> [WORK REQUIRED]: Omit the pictures, please, and give each record below again exactly.

> [EXCERPTED RECORDS]:
· · ·

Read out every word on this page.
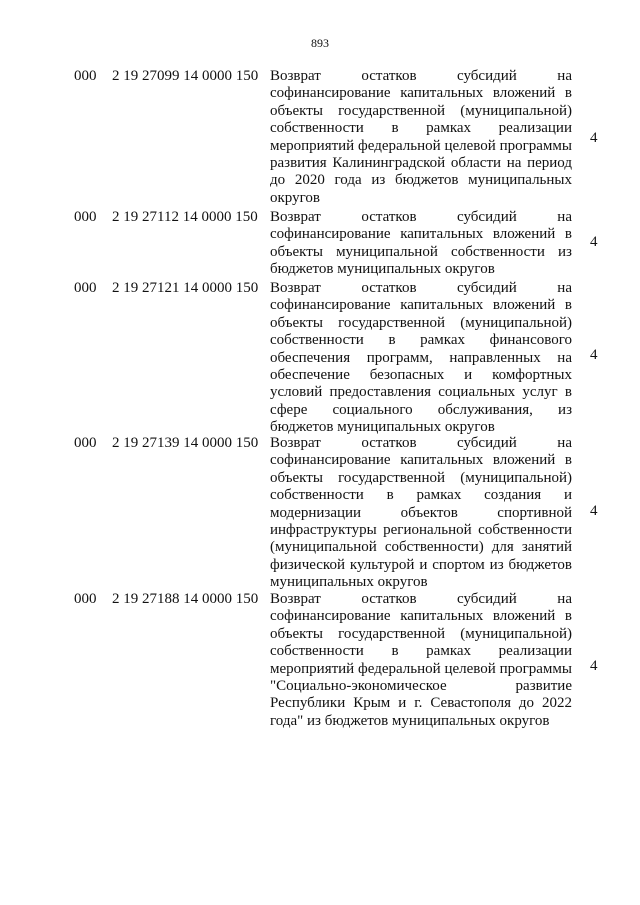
893
000 2 19 27099 14 0000 150 Возврат остатков субсидий на софинансирование капитальных вложений в объекты государственной (муниципальной) собственности в рамках реализации мероприятий федеральной целевой программы развития Калининградской области на период до 2020 года из бюджетов муниципальных округов
4
000 2 19 27112 14 0000 150 Возврат остатков субсидий на софинансирование капитальных вложений в объекты муниципальной собственности из бюджетов муниципальных округов
4
000 2 19 27121 14 0000 150 Возврат остатков субсидий на софинансирование капитальных вложений в объекты государственной (муниципальной) собственности в рамках финансового обеспечения программ, направленных на обеспечение безопасных и комфортных условий предоставления социальных услуг в сфере социального обслуживания, из бюджетов муниципальных округов
4
000 2 19 27139 14 0000 150 Возврат остатков субсидий на софинансирование капитальных вложений в объекты государственной (муниципальной) собственности в рамках создания и модернизации объектов спортивной инфраструктуры региональной собственности (муниципальной собственности) для занятий физической культурой и спортом из бюджетов муниципальных округов
4
000 2 19 27188 14 0000 150 Возврат остатков субсидий на софинансирование капитальных вложений в объекты государственной (муниципальной) собственности в рамках реализации мероприятий федеральной целевой программы "Социально-экономическое развитие Республики Крым и г. Севастополя до 2022 года" из бюджетов муниципальных округов
4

· · ·

> [RESPONSE]:
Read out every word on this page.
893
000 2 19 27099 14 0000 150 Возврат остатков субсидий на софинансирование капитальных вложений в объекты государственной (муниципальной) собственности в рамках реализации мероприятий федеральной целевой программы развития Калининградской области на период до 2020 года из бюджетов муниципальных округов
4
000 2 19 27112 14 0000 150 Возврат остатков субсидий на софинансирование капитальных вложений в объекты муниципальной собственности из бюджетов муниципальных округов
4
000 2 19 27121 14 0000 150 Возврат остатков субсидий на софинансирование капитальных вложений в объекты государственной (муниципальной) собственности в рамках финансового обеспечения программ, направленных на обеспечение безопасных и комфортных условий предоставления социальных услуг в сфере социального обслуживания, из бюджетов муниципальных округов
4
000 2 19 27139 14 0000 150 Возврат остатков субсидий на софинансирование капитальных вложений в объекты государственной (муниципальной) собственности в рамках создания и модернизации объектов спортивной инфраструктуры региональной собственности (муниципальной собственности) для занятий физической культурой и спортом из бюджетов муниципальных округов
4
000 2 19 27188 14 0000 150 Возврат остатков субсидий на софинансирование капитальных вложений в объекты государственной (муниципальной) собственности в рамках реализации мероприятий федеральной целевой программы "Социально-экономическое развитие Республики Крым и г. Севастополя до 2022 года" из бюджетов муниципальных округов
4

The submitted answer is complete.